Using the data below, copy each line that includes the word "Following".
═════ DATA ENTRIES
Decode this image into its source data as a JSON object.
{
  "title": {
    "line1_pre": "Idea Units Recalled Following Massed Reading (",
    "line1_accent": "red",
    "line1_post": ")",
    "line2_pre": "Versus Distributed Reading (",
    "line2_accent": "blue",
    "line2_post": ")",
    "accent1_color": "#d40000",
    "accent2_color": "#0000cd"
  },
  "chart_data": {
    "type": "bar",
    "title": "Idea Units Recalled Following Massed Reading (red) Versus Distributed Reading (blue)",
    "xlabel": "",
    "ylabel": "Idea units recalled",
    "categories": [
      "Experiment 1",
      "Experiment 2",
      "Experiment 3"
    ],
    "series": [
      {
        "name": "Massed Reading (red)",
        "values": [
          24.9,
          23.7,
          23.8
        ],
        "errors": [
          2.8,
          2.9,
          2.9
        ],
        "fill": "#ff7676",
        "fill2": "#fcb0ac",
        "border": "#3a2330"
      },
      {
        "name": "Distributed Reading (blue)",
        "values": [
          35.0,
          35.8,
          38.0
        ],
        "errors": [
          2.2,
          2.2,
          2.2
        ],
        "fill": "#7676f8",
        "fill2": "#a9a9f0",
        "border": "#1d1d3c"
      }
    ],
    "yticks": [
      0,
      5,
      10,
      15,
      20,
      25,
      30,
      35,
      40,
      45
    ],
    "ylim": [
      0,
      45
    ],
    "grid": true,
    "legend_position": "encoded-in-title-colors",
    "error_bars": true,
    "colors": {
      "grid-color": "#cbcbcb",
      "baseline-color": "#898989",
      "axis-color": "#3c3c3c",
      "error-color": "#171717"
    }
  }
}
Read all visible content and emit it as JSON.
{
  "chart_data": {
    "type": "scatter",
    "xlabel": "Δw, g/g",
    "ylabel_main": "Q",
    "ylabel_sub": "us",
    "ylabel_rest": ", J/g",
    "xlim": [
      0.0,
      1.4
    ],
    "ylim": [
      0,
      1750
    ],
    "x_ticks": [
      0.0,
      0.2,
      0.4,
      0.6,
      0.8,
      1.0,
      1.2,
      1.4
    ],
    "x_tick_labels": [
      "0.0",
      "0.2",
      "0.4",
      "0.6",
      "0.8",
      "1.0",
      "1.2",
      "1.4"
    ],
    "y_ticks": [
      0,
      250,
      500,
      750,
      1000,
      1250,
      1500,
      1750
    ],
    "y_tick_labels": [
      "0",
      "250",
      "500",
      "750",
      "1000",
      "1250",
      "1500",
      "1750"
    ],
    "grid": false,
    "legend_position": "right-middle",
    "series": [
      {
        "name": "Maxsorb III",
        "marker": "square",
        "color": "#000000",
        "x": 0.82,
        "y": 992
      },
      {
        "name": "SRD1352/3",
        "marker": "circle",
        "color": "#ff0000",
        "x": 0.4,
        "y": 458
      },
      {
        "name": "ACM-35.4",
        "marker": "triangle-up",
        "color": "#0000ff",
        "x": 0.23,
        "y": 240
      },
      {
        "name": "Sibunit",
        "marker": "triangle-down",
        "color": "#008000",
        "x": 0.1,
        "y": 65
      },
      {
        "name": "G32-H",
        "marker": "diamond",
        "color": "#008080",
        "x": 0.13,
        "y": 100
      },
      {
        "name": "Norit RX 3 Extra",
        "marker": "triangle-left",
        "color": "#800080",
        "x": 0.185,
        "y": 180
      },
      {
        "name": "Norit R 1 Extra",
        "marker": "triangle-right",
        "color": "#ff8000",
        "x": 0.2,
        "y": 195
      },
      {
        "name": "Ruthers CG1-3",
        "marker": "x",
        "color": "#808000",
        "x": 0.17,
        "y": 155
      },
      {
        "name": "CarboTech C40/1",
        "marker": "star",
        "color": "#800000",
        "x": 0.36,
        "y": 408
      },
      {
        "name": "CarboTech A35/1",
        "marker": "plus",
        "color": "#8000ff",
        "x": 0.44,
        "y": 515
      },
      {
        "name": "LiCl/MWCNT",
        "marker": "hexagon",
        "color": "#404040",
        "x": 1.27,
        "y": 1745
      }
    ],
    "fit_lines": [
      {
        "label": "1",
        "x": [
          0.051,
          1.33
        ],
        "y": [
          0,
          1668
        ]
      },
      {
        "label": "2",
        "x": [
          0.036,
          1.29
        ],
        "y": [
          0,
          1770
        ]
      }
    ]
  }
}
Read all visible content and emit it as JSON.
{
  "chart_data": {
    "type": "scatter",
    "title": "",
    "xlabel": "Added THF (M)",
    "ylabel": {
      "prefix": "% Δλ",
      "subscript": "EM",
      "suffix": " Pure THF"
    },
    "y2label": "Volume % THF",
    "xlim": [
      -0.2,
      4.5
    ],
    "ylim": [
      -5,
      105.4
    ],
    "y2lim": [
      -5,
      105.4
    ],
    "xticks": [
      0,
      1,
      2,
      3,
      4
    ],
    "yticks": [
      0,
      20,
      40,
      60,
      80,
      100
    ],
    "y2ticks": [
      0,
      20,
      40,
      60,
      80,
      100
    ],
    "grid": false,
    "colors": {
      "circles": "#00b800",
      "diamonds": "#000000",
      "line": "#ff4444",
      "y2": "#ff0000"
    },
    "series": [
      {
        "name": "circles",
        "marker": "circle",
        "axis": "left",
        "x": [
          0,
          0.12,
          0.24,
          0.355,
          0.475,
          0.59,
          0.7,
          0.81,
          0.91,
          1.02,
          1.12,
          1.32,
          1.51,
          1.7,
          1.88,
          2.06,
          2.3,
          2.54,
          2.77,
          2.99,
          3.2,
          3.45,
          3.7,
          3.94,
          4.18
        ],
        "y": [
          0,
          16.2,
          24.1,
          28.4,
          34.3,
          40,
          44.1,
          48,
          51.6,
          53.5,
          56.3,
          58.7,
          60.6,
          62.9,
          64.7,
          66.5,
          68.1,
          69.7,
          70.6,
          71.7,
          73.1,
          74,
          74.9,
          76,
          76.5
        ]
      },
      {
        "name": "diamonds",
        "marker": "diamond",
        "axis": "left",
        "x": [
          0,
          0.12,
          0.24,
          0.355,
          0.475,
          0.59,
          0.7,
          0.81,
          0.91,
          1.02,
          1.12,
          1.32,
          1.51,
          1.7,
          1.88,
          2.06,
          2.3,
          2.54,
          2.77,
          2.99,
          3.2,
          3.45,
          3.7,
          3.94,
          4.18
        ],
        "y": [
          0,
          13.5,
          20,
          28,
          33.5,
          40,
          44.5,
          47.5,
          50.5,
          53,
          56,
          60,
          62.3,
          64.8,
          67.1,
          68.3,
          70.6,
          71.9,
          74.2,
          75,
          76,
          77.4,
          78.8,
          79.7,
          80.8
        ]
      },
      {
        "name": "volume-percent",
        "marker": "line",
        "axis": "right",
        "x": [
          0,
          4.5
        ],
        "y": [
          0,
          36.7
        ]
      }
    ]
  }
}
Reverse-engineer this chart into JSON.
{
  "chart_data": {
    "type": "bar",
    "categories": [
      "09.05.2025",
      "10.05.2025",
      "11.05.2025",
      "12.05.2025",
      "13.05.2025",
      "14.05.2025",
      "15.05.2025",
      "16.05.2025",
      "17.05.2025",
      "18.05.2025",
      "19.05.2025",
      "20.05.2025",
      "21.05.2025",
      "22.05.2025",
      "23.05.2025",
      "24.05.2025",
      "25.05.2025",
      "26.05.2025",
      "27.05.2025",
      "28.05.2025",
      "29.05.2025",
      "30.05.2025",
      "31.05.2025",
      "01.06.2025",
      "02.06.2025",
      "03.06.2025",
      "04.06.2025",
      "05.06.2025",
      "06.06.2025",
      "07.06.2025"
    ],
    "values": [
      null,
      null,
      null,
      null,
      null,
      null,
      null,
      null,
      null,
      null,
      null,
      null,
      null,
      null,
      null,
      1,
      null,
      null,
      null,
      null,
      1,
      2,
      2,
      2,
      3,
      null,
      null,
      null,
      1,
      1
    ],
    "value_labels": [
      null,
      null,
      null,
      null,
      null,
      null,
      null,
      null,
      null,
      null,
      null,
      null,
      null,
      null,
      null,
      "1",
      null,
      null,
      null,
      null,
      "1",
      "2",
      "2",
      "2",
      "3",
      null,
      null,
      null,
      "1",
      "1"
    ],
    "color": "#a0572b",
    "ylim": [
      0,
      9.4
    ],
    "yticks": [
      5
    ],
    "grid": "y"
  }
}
══════════
* **FINAL RESULT**
    "line1_pre": "Idea Units Recalled Following Massed Reading (",
    "title": "Idea Units Recalled Following Massed Reading (red) Versus Distributed Reading (blue)",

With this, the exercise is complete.